- Entries provided:
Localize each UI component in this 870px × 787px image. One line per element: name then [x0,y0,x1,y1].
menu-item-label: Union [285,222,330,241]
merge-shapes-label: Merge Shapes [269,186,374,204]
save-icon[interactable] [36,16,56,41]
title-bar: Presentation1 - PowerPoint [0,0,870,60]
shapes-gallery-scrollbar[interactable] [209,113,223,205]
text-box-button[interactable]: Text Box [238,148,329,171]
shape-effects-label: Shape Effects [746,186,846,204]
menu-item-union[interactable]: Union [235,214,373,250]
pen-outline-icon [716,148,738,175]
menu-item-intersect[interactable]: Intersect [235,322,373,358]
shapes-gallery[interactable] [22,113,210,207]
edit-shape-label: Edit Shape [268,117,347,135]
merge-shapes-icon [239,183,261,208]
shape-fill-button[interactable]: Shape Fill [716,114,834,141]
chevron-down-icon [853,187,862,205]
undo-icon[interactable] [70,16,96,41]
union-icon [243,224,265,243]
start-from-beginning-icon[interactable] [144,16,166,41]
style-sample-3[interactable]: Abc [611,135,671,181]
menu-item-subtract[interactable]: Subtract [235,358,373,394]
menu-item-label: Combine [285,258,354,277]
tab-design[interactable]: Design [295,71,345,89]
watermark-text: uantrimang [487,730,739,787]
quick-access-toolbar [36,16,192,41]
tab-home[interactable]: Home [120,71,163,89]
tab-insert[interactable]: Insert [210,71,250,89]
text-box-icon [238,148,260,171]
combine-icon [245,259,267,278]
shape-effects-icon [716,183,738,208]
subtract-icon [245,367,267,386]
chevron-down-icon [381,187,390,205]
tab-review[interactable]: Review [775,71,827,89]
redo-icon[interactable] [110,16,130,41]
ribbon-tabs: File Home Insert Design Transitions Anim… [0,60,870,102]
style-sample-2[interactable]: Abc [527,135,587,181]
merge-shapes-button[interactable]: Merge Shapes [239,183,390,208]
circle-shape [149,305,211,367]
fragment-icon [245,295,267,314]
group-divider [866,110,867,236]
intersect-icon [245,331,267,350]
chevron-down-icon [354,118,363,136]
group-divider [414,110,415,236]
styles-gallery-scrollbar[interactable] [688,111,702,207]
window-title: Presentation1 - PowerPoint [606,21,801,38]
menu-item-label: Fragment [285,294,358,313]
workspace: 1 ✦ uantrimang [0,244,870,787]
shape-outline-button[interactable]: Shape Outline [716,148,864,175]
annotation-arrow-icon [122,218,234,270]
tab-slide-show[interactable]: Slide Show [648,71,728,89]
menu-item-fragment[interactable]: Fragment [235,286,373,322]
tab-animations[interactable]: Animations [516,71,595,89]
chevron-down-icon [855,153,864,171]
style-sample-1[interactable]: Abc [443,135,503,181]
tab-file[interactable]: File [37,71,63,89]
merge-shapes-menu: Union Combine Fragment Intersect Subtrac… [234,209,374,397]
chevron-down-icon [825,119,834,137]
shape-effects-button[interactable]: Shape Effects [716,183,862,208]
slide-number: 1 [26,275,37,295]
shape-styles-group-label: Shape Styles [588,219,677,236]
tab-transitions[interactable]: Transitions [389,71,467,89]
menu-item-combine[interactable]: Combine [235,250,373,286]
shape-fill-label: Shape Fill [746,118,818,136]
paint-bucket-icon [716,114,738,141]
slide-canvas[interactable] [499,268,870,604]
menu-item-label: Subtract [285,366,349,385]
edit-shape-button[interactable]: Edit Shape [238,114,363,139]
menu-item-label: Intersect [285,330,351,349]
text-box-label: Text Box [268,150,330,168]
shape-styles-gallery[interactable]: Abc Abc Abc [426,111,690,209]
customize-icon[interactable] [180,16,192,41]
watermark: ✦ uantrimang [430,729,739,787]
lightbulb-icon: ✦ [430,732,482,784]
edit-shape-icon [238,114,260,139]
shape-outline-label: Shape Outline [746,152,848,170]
...
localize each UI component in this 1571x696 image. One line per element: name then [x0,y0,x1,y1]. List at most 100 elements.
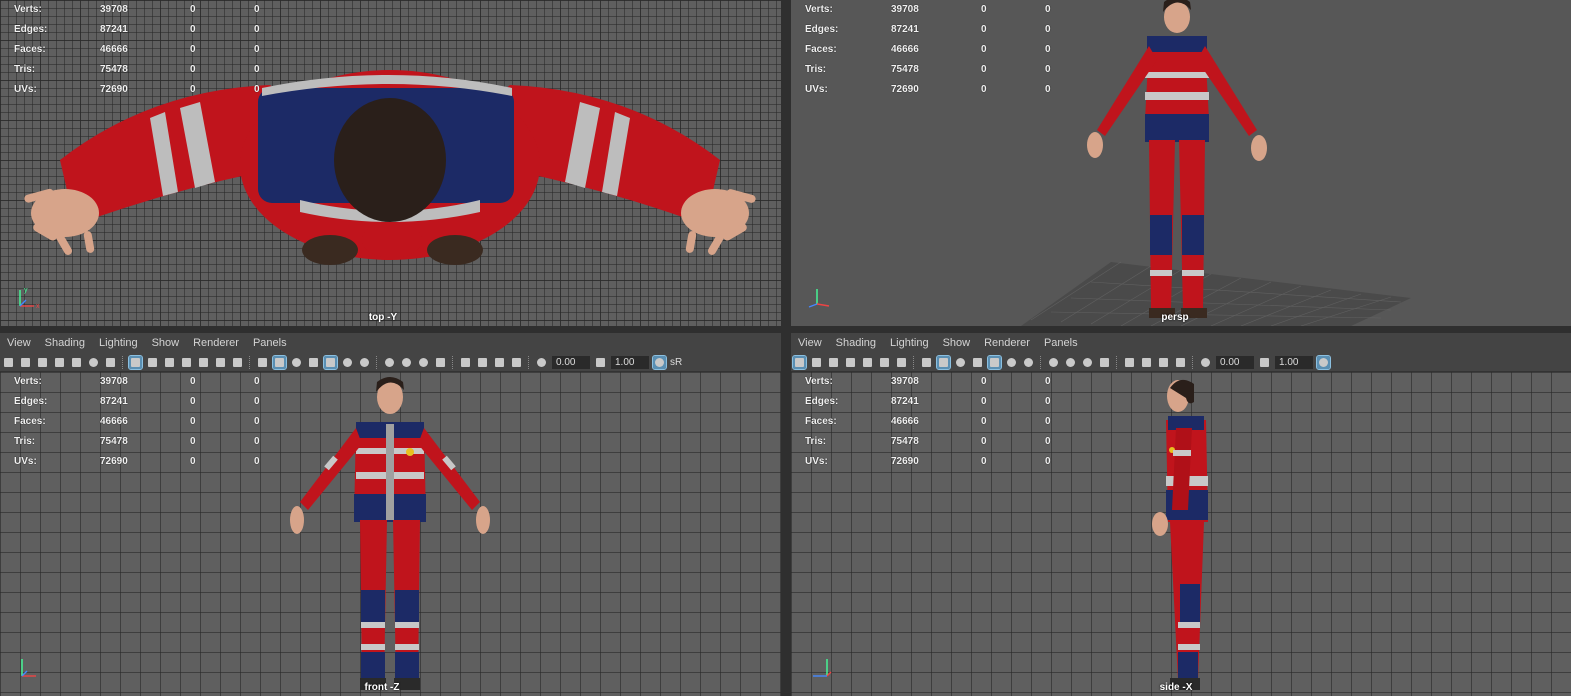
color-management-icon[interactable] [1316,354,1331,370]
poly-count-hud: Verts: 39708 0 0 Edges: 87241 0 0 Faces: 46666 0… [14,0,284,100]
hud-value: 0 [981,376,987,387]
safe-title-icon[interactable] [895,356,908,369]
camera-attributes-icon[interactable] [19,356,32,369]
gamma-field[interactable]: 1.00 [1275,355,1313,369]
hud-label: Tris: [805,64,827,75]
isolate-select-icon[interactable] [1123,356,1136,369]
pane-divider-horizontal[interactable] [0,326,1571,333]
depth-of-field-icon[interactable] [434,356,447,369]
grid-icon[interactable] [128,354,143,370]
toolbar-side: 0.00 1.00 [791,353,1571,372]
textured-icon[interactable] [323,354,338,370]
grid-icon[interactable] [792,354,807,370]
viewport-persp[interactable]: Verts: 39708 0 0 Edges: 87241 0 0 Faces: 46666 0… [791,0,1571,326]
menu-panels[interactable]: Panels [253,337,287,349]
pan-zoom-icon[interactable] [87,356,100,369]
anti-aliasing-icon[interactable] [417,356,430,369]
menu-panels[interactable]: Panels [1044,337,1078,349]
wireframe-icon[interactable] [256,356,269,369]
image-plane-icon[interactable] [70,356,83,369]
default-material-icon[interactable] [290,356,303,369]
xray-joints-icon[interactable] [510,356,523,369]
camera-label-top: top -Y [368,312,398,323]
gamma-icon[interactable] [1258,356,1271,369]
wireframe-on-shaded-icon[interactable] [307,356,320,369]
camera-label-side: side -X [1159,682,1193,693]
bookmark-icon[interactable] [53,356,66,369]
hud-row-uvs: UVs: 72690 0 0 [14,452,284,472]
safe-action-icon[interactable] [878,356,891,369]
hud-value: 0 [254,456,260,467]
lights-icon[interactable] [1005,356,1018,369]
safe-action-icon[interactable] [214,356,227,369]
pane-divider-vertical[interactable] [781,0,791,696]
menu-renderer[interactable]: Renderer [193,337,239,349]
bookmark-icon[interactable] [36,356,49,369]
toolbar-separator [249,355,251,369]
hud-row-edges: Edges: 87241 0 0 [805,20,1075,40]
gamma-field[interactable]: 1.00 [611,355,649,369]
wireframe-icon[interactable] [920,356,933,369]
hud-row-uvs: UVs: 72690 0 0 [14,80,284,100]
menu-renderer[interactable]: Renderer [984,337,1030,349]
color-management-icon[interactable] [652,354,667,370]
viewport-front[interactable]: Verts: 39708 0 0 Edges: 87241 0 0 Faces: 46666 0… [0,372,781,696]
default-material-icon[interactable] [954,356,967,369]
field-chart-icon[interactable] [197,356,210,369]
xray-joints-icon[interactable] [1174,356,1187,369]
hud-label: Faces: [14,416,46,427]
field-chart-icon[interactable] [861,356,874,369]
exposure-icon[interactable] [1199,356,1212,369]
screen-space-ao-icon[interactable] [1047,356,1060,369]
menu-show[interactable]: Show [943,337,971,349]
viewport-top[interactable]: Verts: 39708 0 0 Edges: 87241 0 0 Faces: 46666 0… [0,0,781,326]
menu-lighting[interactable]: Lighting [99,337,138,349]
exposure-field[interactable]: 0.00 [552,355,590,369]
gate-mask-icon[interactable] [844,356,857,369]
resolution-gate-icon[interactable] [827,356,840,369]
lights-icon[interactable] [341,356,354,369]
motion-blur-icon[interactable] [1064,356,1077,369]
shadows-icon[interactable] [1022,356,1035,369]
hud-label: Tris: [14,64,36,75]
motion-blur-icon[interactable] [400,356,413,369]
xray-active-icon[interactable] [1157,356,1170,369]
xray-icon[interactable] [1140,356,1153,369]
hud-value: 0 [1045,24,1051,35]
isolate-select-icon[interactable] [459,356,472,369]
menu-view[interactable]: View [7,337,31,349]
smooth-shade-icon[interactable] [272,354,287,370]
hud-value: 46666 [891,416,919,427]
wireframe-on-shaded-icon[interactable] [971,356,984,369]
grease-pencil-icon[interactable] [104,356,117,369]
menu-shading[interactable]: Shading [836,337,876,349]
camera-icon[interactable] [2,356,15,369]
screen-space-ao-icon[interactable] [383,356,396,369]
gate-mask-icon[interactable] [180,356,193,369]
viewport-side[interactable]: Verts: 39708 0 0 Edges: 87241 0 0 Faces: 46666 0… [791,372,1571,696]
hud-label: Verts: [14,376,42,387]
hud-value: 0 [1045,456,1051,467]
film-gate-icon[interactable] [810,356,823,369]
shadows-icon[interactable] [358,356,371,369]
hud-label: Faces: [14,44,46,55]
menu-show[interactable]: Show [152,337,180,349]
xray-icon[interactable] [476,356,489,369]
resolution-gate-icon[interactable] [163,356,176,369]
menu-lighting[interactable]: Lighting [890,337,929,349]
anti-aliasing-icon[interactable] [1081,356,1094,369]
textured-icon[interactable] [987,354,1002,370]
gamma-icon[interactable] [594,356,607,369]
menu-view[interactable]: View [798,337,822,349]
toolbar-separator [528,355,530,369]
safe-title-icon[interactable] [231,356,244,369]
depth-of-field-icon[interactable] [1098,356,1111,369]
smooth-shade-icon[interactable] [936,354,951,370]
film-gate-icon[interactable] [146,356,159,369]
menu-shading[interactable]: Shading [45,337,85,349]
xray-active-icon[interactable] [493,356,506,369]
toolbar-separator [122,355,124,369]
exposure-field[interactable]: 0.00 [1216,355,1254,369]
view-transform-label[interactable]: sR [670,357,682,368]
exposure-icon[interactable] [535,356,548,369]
---
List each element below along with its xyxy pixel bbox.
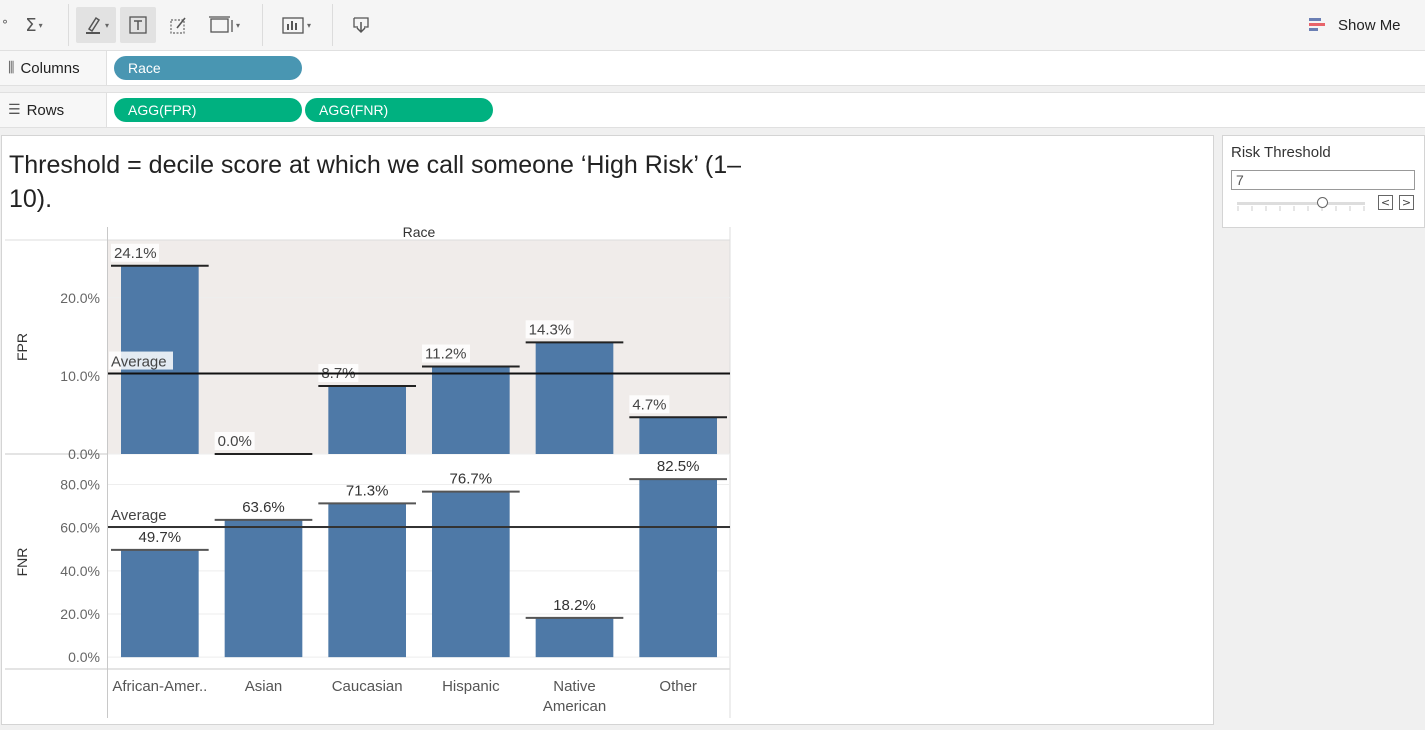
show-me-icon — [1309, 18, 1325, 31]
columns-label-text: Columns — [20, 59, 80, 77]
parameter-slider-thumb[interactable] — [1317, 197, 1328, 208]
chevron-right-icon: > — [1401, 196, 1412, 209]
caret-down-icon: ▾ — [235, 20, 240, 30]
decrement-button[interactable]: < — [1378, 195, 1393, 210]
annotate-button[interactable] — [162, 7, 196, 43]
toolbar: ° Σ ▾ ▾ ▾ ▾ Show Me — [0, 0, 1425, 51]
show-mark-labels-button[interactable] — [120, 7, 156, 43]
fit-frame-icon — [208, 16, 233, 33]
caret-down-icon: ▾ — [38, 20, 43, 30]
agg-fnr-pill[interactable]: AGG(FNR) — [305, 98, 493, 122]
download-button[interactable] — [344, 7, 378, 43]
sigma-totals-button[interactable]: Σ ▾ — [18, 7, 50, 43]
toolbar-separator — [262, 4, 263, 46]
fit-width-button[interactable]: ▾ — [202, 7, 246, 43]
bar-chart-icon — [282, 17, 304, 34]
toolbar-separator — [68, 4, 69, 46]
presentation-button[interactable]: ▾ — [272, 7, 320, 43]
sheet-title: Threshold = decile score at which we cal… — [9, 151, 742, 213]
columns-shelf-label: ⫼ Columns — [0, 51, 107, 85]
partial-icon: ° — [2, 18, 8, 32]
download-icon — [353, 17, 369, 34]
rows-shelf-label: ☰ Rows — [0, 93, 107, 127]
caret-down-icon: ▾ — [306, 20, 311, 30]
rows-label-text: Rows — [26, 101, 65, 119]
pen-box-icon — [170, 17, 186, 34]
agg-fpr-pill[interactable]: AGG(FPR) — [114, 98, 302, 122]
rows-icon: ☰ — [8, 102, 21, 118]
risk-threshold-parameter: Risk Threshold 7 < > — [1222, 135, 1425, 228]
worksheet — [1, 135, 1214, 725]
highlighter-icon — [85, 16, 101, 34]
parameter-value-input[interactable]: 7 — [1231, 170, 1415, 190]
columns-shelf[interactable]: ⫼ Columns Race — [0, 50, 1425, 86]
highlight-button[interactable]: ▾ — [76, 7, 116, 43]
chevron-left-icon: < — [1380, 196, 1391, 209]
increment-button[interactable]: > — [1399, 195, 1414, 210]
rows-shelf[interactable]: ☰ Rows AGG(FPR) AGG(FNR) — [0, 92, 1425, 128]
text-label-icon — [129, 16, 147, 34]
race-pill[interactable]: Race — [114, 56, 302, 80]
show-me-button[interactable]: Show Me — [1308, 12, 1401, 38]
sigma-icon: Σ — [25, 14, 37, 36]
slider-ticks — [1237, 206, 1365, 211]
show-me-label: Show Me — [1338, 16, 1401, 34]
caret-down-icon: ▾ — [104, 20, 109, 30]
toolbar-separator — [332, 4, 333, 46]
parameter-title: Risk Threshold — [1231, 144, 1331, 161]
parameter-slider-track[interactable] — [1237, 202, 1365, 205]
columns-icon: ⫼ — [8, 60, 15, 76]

- What is expected: Can you write out, unchanged, the items from the line containing "color-management-icon[interactable] [1316,354,1331,370]" through the line containing "grid-icon[interactable] [792,354,807,370]", including both of those lines?

- Solution:
color-management-icon[interactable] [1316,354,1331,370]
poly-count-hud: Verts: 39708 0 0 Edges: 87241 0 0 Faces: 46666 0… [14,0,284,100]
hud-value: 0 [981,376,987,387]
safe-title-icon[interactable] [895,356,908,369]
camera-attributes-icon[interactable] [19,356,32,369]
gamma-field[interactable]: 1.00 [1275,355,1313,369]
hud-label: Tris: [805,64,827,75]
isolate-select-icon[interactable] [1123,356,1136,369]
pane-divider-horizontal[interactable] [0,326,1571,333]
depth-of-field-icon[interactable] [434,356,447,369]
grid-icon[interactable] [128,354,143,370]
toolbar-side: 0.00 1.00 [791,353,1571,372]
textured-icon[interactable] [323,354,338,370]
grid-icon[interactable] [792,354,807,370]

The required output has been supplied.